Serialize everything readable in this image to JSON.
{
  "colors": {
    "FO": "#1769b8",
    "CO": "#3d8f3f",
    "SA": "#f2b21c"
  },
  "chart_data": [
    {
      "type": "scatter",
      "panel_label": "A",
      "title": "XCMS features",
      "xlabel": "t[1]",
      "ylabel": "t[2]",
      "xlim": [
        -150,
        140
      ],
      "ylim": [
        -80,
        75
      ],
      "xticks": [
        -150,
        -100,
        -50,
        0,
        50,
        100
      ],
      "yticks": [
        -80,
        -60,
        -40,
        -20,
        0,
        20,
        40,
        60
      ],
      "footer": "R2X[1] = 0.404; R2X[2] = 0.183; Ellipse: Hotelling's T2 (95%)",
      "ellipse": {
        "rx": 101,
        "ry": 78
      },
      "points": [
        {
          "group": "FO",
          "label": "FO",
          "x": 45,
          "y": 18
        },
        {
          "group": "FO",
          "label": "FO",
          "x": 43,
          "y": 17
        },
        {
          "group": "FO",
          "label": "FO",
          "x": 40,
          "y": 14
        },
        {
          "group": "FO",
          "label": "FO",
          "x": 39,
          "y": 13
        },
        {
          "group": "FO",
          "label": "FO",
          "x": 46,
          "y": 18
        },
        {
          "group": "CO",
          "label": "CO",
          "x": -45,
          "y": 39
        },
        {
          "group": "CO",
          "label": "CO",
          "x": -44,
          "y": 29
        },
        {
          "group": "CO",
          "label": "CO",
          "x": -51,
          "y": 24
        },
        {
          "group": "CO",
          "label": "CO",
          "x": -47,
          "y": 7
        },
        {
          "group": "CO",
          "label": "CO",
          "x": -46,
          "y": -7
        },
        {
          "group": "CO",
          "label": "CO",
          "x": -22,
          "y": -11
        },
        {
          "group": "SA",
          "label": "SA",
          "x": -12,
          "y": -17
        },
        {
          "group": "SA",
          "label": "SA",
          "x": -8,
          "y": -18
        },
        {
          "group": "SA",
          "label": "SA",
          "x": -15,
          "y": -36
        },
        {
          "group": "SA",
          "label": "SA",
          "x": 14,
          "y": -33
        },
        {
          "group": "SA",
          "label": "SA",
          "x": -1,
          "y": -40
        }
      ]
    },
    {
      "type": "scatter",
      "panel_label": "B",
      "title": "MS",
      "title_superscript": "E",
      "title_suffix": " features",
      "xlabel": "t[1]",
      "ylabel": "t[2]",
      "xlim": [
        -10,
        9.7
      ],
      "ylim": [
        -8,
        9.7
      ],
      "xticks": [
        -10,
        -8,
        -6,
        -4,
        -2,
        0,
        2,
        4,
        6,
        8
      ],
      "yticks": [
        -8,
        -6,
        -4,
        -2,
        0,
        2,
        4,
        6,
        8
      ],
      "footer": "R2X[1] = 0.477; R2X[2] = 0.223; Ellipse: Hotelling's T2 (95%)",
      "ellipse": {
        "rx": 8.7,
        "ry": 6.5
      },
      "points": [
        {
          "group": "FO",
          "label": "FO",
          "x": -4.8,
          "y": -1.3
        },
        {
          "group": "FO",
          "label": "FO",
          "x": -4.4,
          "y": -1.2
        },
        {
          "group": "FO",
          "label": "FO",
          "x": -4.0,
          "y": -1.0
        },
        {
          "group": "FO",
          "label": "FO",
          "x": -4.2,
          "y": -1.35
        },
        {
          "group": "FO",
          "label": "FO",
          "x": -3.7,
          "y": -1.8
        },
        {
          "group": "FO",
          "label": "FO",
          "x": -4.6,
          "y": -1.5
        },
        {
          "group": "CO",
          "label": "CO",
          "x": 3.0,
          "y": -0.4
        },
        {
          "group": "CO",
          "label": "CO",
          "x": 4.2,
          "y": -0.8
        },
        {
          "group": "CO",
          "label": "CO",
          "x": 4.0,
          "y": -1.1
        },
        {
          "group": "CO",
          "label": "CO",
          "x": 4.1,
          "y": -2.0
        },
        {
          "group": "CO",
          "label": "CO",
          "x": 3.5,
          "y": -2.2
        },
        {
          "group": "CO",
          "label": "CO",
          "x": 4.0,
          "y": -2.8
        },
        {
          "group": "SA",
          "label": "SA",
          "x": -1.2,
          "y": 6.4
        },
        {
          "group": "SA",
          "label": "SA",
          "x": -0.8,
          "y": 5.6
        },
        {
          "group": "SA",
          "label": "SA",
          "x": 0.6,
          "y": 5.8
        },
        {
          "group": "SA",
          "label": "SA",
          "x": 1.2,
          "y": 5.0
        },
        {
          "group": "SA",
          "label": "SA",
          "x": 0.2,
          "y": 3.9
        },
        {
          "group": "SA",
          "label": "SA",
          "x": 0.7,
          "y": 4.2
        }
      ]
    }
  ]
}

Brief: Read the data above. Pull out each line in which the string "features" appears.

Exercise answer:
      "title": "XCMS features",
      "title_suffix": " features",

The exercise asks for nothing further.